| PROBLEM TO WORK ON |
Reproduce the records below exactly as they appear.
[Begin]
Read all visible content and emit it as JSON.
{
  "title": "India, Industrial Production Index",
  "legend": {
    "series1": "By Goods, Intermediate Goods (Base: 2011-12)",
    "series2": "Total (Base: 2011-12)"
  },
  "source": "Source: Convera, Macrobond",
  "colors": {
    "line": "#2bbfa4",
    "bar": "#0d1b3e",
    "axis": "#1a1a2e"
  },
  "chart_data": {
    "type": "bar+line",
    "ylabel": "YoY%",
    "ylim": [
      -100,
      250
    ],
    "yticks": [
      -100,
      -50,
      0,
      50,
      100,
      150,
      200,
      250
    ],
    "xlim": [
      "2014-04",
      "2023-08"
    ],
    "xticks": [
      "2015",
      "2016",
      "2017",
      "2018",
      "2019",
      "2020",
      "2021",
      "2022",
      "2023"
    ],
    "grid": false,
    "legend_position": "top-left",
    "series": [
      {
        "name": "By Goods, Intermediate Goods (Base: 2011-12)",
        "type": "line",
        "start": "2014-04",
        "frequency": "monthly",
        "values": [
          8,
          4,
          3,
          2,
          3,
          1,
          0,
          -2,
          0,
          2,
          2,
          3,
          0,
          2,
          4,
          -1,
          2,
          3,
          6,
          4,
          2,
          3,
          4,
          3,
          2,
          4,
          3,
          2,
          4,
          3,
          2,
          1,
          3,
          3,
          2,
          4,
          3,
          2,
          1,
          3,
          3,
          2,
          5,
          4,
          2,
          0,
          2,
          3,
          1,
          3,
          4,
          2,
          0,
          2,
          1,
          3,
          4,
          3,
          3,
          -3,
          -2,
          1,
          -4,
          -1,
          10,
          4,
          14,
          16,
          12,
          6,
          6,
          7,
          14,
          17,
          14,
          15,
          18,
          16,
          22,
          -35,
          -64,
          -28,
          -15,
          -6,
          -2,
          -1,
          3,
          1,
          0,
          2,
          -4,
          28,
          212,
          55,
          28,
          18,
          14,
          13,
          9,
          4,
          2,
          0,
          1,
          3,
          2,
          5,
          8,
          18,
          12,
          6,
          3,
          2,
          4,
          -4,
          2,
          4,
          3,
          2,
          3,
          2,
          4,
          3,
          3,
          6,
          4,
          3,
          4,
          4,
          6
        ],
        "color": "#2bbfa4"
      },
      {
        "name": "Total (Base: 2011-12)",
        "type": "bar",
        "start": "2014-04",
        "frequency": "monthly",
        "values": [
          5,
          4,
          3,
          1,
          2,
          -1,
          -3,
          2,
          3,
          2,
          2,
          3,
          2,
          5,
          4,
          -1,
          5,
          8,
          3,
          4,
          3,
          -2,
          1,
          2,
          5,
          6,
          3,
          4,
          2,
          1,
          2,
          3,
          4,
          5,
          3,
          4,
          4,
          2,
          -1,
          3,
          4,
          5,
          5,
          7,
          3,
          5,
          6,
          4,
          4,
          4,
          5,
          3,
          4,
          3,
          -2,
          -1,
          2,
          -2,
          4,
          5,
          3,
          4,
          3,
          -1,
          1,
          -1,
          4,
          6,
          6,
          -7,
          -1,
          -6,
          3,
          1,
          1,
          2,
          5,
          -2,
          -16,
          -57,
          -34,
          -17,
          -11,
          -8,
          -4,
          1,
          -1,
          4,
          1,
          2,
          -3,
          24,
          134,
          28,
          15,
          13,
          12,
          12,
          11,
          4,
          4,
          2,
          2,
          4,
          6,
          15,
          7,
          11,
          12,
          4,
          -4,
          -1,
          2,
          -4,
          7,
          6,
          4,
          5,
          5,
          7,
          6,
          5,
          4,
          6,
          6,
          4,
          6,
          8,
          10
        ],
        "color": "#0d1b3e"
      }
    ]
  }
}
[End]
| WRITTEN RESPONSE |
Read all visible content and emit it as JSON.
{
  "title": "India, Industrial Production Index",
  "legend": {
    "series1": "By Goods, Intermediate Goods (Base: 2011-12)",
    "series2": "Total (Base: 2011-12)"
  },
  "source": "Source: Convera, Macrobond",
  "colors": {
    "line": "#2bbfa4",
    "bar": "#0d1b3e",
    "axis": "#1a1a2e"
  },
  "chart_data": {
    "type": "bar+line",
    "ylabel": "YoY%",
    "ylim": [
      -100,
      250
    ],
    "yticks": [
      -100,
      -50,
      0,
      50,
      100,
      150,
      200,
      250
    ],
    "xlim": [
      "2014-04",
      "2023-08"
    ],
    "xticks": [
      "2015",
      "2016",
      "2017",
      "2018",
      "2019",
      "2020",
      "2021",
      "2022",
      "2023"
    ],
    "grid": false,
    "legend_position": "top-left",
    "series": [
      {
        "name": "By Goods, Intermediate Goods (Base: 2011-12)",
        "type": "line",
        "start": "2014-04",
        "frequency": "monthly",
        "values": [
          8,
          4,
          3,
          2,
          3,
          1,
          0,
          -2,
          0,
          2,
          2,
          3,
          0,
          2,
          4,
          -1,
          2,
          3,
          6,
          4,
          2,
          3,
          4,
          3,
          2,
          4,
          3,
          2,
          4,
          3,
          2,
          1,
          3,
          3,
          2,
          4,
          3,
          2,
          1,
          3,
          3,
          2,
          5,
          4,
          2,
          0,
          2,
          3,
          1,
          3,
          4,
          2,
          0,
          2,
          1,
          3,
          4,
          3,
          3,
          -3,
          -2,
          1,
          -4,
          -1,
          10,
          4,
          14,
          16,
          12,
          6,
          6,
          7,
          14,
          17,
          14,
          15,
          18,
          16,
          22,
          -35,
          -64,
          -28,
          -15,
          -6,
          -2,
          -1,
          3,
          1,
          0,
          2,
          -4,
          28,
          212,
          55,
          28,
          18,
          14,
          13,
          9,
          4,
          2,
          0,
          1,
          3,
          2,
          5,
          8,
          18,
          12,
          6,
          3,
          2,
          4,
          -4,
          2,
          4,
          3,
          2,
          3,
          2,
          4,
          3,
          3,
          6,
          4,
          3,
          4,
          4,
          6
        ],
        "color": "#2bbfa4"
      },
      {
        "name": "Total (Base: 2011-12)",
        "type": "bar",
        "start": "2014-04",
        "frequency": "monthly",
        "values": [
          5,
          4,
          3,
          1,
          2,
          -1,
          -3,
          2,
          3,
          2,
          2,
          3,
          2,
          5,
          4,
          -1,
          5,
          8,
          3,
          4,
          3,
          -2,
          1,
          2,
          5,
          6,
          3,
          4,
          2,
          1,
          2,
          3,
          4,
          5,
          3,
          4,
          4,
          2,
          -1,
          3,
          4,
          5,
          5,
          7,
          3,
          5,
          6,
          4,
          4,
          4,
          5,
          3,
          4,
          3,
          -2,
          -1,
          2,
          -2,
          4,
          5,
          3,
          4,
          3,
          -1,
          1,
          -1,
          4,
          6,
          6,
          -7,
          -1,
          -6,
          3,
          1,
          1,
          2,
          5,
          -2,
          -16,
          -57,
          -34,
          -17,
          -11,
          -8,
          -4,
          1,
          -1,
          4,
          1,
          2,
          -3,
          24,
          134,
          28,
          15,
          13,
          12,
          12,
          11,
          4,
          4,
          2,
          2,
          4,
          6,
          15,
          7,
          11,
          12,
          4,
          -4,
          -1,
          2,
          -4,
          7,
          6,
          4,
          5,
          5,
          7,
          6,
          5,
          4,
          6,
          6,
          4,
          6,
          8,
          10
        ],
        "color": "#0d1b3e"
      }
    ]
  }
}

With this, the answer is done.